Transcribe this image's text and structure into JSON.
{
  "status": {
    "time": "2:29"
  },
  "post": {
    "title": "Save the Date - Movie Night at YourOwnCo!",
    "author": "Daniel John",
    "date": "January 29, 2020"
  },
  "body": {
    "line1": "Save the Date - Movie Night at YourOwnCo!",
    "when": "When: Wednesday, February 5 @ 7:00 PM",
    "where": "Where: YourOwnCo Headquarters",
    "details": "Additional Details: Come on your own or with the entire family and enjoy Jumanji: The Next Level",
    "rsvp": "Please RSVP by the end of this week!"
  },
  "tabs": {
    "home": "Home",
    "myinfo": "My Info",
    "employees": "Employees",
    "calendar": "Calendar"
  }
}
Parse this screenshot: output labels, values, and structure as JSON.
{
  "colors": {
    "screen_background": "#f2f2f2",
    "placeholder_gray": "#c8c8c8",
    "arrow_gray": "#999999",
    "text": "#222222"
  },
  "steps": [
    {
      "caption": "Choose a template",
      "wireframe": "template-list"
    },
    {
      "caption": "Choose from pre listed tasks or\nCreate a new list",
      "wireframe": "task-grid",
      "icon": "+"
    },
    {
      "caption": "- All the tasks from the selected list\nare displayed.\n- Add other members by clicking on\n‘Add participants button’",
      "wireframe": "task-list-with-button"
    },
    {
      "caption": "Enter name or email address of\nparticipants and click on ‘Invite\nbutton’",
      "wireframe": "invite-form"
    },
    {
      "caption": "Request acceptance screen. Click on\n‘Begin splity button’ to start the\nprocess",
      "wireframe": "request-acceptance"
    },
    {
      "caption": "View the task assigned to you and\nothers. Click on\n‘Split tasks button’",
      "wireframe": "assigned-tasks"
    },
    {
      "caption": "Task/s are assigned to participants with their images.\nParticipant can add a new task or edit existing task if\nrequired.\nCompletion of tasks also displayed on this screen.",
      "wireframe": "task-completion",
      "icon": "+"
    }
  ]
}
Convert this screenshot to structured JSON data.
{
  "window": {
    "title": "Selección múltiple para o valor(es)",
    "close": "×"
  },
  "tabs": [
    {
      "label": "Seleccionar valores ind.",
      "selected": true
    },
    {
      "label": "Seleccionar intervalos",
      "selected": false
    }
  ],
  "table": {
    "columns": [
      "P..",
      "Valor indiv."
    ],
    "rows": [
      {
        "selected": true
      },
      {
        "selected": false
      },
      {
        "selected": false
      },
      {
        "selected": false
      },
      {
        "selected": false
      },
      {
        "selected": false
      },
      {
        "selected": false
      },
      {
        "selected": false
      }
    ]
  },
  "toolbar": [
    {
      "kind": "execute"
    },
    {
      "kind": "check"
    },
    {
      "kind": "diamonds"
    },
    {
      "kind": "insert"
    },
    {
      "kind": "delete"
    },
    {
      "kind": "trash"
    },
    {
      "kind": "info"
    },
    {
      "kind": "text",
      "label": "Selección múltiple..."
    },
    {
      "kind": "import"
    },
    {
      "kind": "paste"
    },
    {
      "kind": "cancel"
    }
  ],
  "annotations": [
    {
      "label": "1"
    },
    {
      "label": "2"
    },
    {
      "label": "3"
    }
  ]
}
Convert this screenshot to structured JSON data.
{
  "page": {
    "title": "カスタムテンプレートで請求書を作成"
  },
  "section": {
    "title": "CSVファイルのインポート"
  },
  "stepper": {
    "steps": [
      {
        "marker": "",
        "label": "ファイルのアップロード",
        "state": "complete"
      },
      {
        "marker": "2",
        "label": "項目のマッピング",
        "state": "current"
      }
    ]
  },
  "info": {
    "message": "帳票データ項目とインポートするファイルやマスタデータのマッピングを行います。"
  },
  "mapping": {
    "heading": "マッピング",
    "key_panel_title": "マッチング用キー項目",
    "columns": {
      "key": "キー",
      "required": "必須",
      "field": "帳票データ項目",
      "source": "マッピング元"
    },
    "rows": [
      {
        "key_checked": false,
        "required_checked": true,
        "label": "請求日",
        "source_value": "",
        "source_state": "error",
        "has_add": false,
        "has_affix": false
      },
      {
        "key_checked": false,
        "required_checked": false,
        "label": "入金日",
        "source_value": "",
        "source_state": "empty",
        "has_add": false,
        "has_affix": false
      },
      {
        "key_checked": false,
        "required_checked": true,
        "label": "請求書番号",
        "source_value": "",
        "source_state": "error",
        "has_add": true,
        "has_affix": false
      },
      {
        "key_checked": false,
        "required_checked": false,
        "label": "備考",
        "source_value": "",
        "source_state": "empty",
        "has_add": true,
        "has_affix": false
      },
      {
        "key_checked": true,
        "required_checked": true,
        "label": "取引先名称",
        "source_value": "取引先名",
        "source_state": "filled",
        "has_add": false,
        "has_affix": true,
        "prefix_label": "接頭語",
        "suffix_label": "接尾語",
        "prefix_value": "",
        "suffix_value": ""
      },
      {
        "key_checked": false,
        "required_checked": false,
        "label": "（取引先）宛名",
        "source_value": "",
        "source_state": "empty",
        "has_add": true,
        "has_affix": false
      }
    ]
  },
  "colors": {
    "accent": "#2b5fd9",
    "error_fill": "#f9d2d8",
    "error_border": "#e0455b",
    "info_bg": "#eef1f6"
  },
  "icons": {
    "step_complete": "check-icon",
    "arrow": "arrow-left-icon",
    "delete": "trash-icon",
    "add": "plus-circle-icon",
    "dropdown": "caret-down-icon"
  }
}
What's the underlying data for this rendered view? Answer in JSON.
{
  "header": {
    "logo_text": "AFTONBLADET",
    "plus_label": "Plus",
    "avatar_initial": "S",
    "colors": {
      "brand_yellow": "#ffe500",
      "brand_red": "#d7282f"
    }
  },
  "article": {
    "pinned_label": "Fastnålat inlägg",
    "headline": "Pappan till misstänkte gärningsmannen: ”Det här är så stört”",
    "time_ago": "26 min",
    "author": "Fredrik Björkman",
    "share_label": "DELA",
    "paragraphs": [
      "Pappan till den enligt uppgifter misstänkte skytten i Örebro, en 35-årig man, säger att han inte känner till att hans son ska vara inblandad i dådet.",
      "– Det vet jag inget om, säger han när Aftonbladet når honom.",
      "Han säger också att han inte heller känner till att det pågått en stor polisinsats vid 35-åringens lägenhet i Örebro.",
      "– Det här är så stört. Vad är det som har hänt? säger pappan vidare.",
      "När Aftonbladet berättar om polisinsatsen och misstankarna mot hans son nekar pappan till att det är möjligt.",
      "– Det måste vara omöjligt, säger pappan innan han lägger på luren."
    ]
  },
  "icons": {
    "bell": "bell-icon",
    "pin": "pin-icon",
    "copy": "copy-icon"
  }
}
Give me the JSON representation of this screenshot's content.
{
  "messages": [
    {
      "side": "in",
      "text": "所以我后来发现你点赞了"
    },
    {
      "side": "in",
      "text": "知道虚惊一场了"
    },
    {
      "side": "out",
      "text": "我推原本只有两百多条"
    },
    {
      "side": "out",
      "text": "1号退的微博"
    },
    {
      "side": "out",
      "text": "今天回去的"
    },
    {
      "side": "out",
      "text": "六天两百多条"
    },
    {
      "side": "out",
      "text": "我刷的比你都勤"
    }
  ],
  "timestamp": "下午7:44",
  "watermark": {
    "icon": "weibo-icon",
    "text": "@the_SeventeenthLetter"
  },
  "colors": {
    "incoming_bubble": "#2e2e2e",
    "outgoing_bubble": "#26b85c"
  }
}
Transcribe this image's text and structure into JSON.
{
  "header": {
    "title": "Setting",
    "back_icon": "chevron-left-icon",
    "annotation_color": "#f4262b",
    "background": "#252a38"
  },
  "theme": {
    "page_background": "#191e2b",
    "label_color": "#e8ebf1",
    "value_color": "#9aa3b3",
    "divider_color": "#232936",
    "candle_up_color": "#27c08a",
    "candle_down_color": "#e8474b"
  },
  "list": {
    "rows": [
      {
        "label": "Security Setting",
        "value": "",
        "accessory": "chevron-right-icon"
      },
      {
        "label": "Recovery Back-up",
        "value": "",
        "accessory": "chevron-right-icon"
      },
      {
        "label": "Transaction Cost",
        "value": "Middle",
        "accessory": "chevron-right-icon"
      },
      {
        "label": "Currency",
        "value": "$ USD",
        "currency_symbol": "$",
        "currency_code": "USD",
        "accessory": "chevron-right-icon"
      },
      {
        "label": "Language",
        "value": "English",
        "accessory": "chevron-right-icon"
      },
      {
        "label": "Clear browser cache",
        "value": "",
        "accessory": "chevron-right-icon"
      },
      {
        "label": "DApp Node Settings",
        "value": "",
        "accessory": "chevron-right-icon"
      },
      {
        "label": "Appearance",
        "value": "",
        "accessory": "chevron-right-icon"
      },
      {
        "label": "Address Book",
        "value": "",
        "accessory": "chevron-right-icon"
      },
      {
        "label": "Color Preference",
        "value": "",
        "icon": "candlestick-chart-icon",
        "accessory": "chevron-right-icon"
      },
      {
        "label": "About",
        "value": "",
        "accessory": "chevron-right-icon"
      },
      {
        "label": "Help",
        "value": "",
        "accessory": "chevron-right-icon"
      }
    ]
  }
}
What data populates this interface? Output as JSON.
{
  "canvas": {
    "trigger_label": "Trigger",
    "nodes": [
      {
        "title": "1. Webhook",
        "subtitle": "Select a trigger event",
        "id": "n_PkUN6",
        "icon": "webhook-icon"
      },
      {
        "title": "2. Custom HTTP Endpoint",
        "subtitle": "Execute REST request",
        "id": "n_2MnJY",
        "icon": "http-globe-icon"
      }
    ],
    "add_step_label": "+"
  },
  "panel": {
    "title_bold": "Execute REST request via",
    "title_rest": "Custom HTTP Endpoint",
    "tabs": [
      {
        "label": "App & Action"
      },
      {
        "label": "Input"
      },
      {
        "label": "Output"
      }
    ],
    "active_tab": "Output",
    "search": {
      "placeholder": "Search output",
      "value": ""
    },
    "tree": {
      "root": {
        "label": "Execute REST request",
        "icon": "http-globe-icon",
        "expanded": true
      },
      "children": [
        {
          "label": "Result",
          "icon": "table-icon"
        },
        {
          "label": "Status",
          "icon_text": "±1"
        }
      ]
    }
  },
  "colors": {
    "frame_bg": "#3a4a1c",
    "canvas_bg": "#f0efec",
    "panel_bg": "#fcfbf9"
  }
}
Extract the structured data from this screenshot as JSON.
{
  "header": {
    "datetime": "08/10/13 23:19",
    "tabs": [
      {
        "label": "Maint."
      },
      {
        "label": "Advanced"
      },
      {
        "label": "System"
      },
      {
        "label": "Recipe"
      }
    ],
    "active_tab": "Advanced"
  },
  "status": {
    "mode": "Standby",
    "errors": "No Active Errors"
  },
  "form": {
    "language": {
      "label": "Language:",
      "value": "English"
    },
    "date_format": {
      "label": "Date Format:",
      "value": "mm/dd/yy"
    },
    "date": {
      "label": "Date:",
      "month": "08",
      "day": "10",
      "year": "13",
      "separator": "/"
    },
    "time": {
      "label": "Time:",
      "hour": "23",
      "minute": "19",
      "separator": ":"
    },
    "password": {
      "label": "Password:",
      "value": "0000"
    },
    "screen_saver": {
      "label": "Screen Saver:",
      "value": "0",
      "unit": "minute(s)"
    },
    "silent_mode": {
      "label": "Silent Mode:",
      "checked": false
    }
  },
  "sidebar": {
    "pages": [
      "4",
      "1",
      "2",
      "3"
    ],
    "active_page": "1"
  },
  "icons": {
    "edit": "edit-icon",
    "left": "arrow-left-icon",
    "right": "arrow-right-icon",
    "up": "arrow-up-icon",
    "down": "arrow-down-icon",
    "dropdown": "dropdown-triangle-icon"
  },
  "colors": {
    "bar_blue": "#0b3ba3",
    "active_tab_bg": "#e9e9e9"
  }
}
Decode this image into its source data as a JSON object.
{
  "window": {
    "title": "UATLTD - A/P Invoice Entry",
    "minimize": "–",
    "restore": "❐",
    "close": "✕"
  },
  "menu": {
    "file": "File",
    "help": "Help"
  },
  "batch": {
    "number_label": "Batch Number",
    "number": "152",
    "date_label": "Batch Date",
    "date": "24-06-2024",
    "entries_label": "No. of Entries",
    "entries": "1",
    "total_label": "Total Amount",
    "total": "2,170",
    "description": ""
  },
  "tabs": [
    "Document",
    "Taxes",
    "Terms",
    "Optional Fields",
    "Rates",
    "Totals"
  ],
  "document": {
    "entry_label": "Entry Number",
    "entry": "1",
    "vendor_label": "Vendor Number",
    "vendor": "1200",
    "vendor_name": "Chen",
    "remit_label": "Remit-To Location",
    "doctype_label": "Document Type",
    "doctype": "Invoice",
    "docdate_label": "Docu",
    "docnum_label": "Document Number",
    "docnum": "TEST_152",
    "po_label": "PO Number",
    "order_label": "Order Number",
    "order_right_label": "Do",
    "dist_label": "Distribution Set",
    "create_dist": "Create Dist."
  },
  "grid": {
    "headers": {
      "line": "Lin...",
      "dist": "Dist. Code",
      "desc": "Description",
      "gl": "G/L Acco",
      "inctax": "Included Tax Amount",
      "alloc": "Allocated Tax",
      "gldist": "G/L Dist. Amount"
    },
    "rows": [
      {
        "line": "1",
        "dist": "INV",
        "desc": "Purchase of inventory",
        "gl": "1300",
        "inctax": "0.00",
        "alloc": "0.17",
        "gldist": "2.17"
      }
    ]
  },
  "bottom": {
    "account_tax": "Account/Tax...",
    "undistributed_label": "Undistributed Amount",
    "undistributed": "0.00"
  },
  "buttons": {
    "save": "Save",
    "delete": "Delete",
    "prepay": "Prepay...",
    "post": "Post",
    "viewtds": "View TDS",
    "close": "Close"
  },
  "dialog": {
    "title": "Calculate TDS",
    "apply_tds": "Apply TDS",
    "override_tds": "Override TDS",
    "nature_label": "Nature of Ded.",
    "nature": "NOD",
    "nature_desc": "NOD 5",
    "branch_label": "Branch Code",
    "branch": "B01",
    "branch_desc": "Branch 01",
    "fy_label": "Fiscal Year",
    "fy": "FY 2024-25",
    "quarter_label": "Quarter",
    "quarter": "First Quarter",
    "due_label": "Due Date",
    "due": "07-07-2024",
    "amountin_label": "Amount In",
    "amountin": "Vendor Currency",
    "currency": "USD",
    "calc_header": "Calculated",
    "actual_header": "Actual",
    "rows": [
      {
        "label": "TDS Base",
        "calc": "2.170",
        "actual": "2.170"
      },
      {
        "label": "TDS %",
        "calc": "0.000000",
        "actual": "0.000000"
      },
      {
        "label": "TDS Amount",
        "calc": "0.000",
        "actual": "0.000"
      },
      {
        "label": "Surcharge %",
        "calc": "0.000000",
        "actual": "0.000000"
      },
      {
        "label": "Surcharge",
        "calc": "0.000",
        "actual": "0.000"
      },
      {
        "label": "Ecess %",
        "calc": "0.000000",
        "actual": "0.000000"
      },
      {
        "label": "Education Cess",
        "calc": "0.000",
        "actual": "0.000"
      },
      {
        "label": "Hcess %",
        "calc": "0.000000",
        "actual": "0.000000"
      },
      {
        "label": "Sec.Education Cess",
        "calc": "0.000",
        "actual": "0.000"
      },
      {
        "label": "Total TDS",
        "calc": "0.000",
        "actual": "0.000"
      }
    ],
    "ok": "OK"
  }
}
......
> [Task goal]: Isolate the lines that hold the word "kind" and copy all of them.

> [Task solution]:
      "kind": "execute"
      "kind": "check"
      "kind": "diamonds"
      "kind": "insert"
      "kind": "delete"
      "kind": "trash"
      "kind": "info"
      "kind": "text",
      "kind": "import"
      "kind": "paste"
      "kind": "cancel"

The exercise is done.